## start DATA FOR THE TASK

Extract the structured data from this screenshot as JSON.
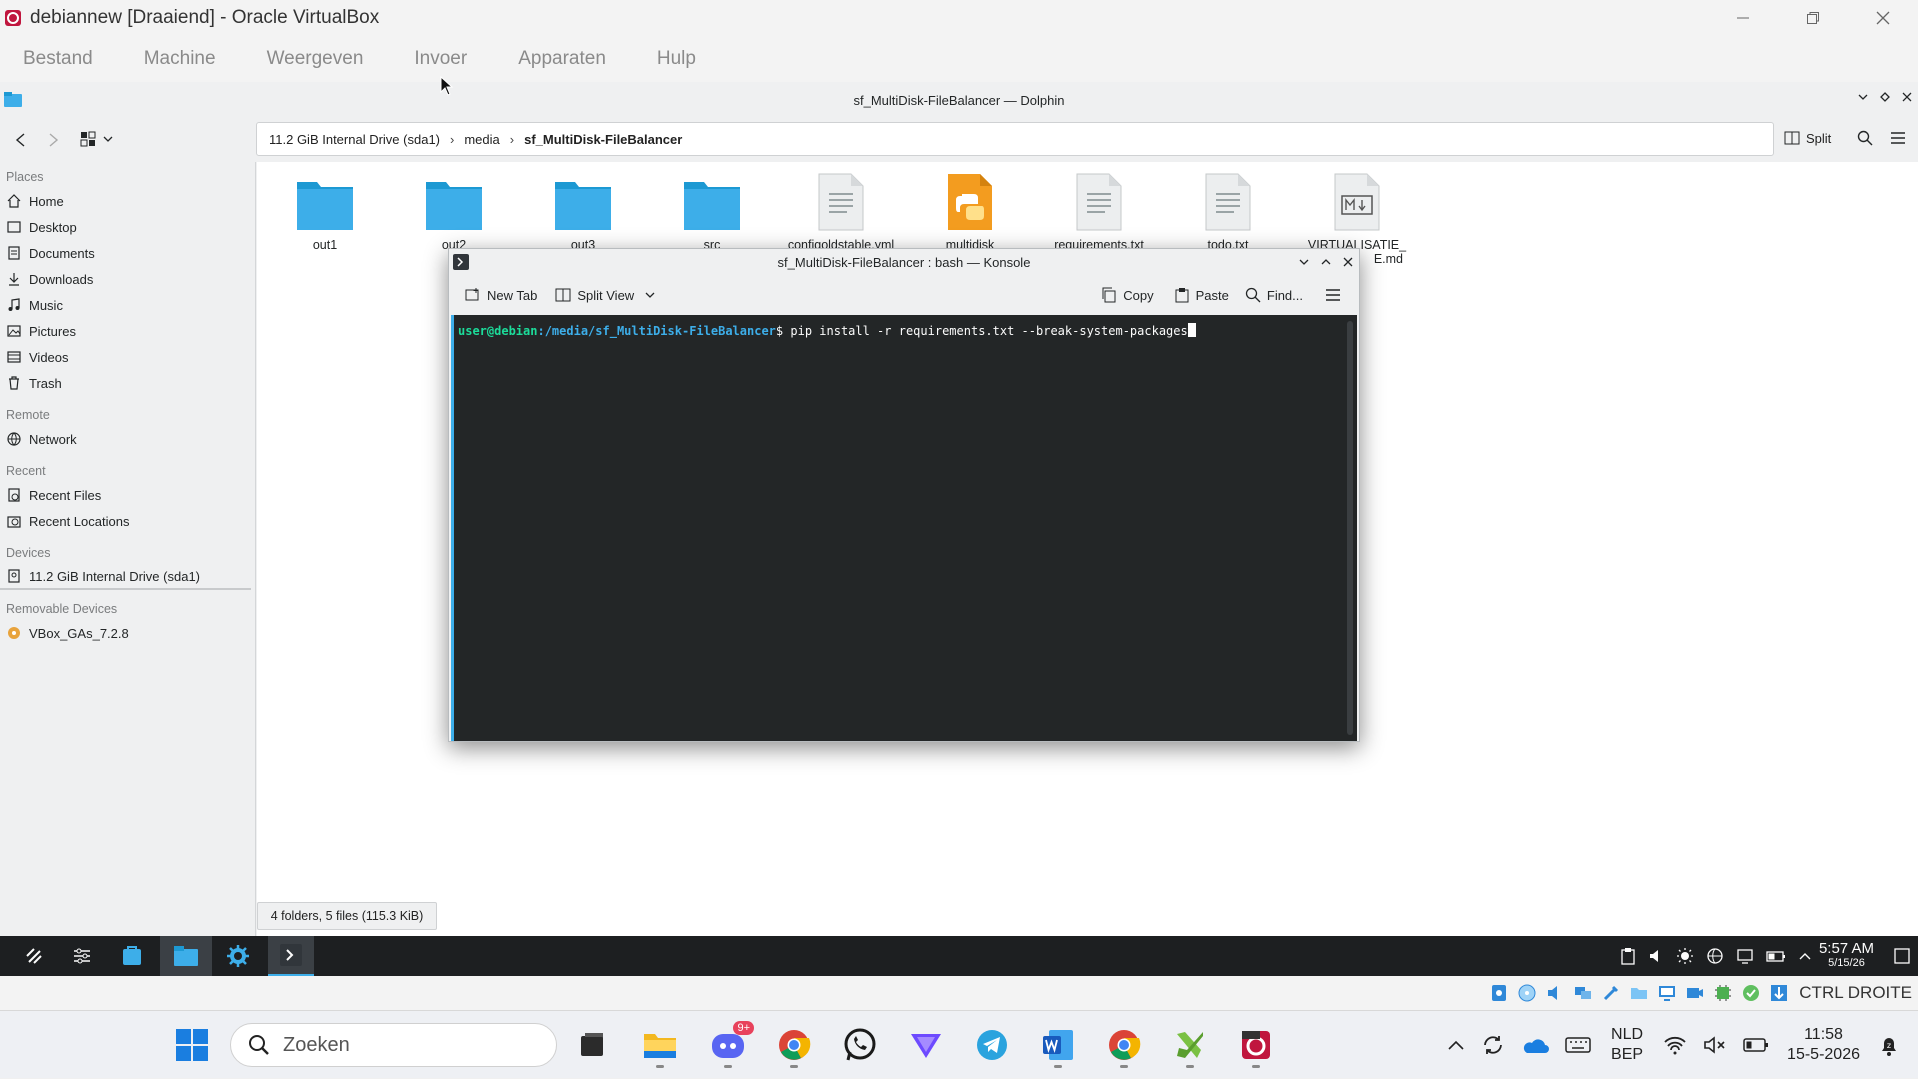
{
  "vbox": {
    "title": "debiannew [Draaiend] - Oracle VirtualBox",
    "menu": [
      "Bestand",
      "Machine",
      "Weergeven",
      "Invoer",
      "Apparaten",
      "Hulp"
    ],
    "host_key": "CTRL DROITE"
  },
  "dolphin": {
    "title": "sf_MultiDisk-FileBalancer — Dolphin",
    "breadcrumb": [
      "11.2 GiB Internal Drive (sda1)",
      "media",
      "sf_MultiDisk-FileBalancer"
    ],
    "split_label": "Split",
    "places": {
      "places_header": "Places",
      "items": [
        {
          "label": "Home",
          "icon": "home-icon"
        },
        {
          "label": "Desktop",
          "icon": "desktop-icon"
        },
        {
          "label": "Documents",
          "icon": "documents-icon"
        },
        {
          "label": "Downloads",
          "icon": "downloads-icon"
        },
        {
          "label": "Music",
          "icon": "music-icon"
        },
        {
          "label": "Pictures",
          "icon": "pictures-icon"
        },
        {
          "label": "Videos",
          "icon": "videos-icon"
        },
        {
          "label": "Trash",
          "icon": "trash-icon"
        }
      ],
      "remote_header": "Remote",
      "remote": [
        {
          "label": "Network",
          "icon": "network-icon"
        }
      ],
      "recent_header": "Recent",
      "recent": [
        {
          "label": "Recent Files",
          "icon": "recent-files-icon"
        },
        {
          "label": "Recent Locations",
          "icon": "recent-locations-icon"
        }
      ],
      "devices_header": "Devices",
      "devices": [
        {
          "label": "11.2 GiB Internal Drive (sda1)",
          "icon": "drive-icon"
        }
      ],
      "removable_header": "Removable Devices",
      "removable": [
        {
          "label": "VBox_GAs_7.2.8",
          "icon": "disc-icon"
        }
      ]
    },
    "files": [
      {
        "name": "out1",
        "type": "folder"
      },
      {
        "name": "out2",
        "type": "folder"
      },
      {
        "name": "out3",
        "type": "folder"
      },
      {
        "name": "src",
        "type": "folder"
      },
      {
        "name": "configoldstable.yml",
        "type": "text"
      },
      {
        "name": "multidisk",
        "type": "python"
      },
      {
        "name": "requirements.txt",
        "type": "text"
      },
      {
        "name": "todo.txt",
        "type": "text"
      },
      {
        "name": "VIRTUALISATIE_",
        "name2": "E.md",
        "type": "markdown"
      }
    ],
    "status": "4 folders, 5 files (115.3 KiB)"
  },
  "konsole": {
    "title": "sf_MultiDisk-FileBalancer : bash — Konsole",
    "new_tab": "New Tab",
    "split_view": "Split View",
    "copy": "Copy",
    "paste": "Paste",
    "find": "Find...",
    "prompt_user": "user@debian",
    "prompt_path": ":/media/sf_MultiDisk-FileBalancer",
    "prompt_symbol": "$",
    "command": " pip install -r requirements.txt --break-system-packages"
  },
  "guest_taskbar": {
    "time": "5:57 AM",
    "date": "5/15/26"
  },
  "windows": {
    "search_placeholder": "Zoeken",
    "lang_top": "NLD",
    "lang_bottom": "BEP",
    "time": "11:58",
    "date": "15-5-2026",
    "discord_badge": "9+"
  },
  "colors": {
    "folder": "#3daee9",
    "terminal_bg": "#232627",
    "prompt_user": "#1cdc9a",
    "prompt_path": "#3daee9",
    "guest_taskbar": "#1d1f21"
  }
}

## end DATA FOR THE TASK

Write out the records above once more, word for word, with no pictures.

Extract the structured data from this screenshot as JSON.
{
  "vbox": {
    "title": "debiannew [Draaiend] - Oracle VirtualBox",
    "menu": [
      "Bestand",
      "Machine",
      "Weergeven",
      "Invoer",
      "Apparaten",
      "Hulp"
    ],
    "host_key": "CTRL DROITE"
  },
  "dolphin": {
    "title": "sf_MultiDisk-FileBalancer — Dolphin",
    "breadcrumb": [
      "11.2 GiB Internal Drive (sda1)",
      "media",
      "sf_MultiDisk-FileBalancer"
    ],
    "split_label": "Split",
    "places": {
      "places_header": "Places",
      "items": [
        {
          "label": "Home",
          "icon": "home-icon"
        },
        {
          "label": "Desktop",
          "icon": "desktop-icon"
        },
        {
          "label": "Documents",
          "icon": "documents-icon"
        },
        {
          "label": "Downloads",
          "icon": "downloads-icon"
        },
        {
          "label": "Music",
          "icon": "music-icon"
        },
        {
          "label": "Pictures",
          "icon": "pictures-icon"
        },
        {
          "label": "Videos",
          "icon": "videos-icon"
        },
        {
          "label": "Trash",
          "icon": "trash-icon"
        }
      ],
      "remote_header": "Remote",
      "remote": [
        {
          "label": "Network",
          "icon": "network-icon"
        }
      ],
      "recent_header": "Recent",
      "recent": [
        {
          "label": "Recent Files",
          "icon": "recent-files-icon"
        },
        {
          "label": "Recent Locations",
          "icon": "recent-locations-icon"
        }
      ],
      "devices_header": "Devices",
      "devices": [
        {
          "label": "11.2 GiB Internal Drive (sda1)",
          "icon": "drive-icon"
        }
      ],
      "removable_header": "Removable Devices",
      "removable": [
        {
          "label": "VBox_GAs_7.2.8",
          "icon": "disc-icon"
        }
      ]
    },
    "files": [
      {
        "name": "out1",
        "type": "folder"
      },
      {
        "name": "out2",
        "type": "folder"
      },
      {
        "name": "out3",
        "type": "folder"
      },
      {
        "name": "src",
        "type": "folder"
      },
      {
        "name": "configoldstable.yml",
        "type": "text"
      },
      {
        "name": "multidisk",
        "type": "python"
      },
      {
        "name": "requirements.txt",
        "type": "text"
      },
      {
        "name": "todo.txt",
        "type": "text"
      },
      {
        "name": "VIRTUALISATIE_",
        "name2": "E.md",
        "type": "markdown"
      }
    ],
    "status": "4 folders, 5 files (115.3 KiB)"
  },
  "konsole": {
    "title": "sf_MultiDisk-FileBalancer : bash — Konsole",
    "new_tab": "New Tab",
    "split_view": "Split View",
    "copy": "Copy",
    "paste": "Paste",
    "find": "Find...",
    "prompt_user": "user@debian",
    "prompt_path": ":/media/sf_MultiDisk-FileBalancer",
    "prompt_symbol": "$",
    "command": " pip install -r requirements.txt --break-system-packages"
  },
  "guest_taskbar": {
    "time": "5:57 AM",
    "date": "5/15/26"
  },
  "windows": {
    "search_placeholder": "Zoeken",
    "lang_top": "NLD",
    "lang_bottom": "BEP",
    "time": "11:58",
    "date": "15-5-2026",
    "discord_badge": "9+"
  },
  "colors": {
    "folder": "#3daee9",
    "terminal_bg": "#232627",
    "prompt_user": "#1cdc9a",
    "prompt_path": "#3daee9",
    "guest_taskbar": "#1d1f21"
  }
}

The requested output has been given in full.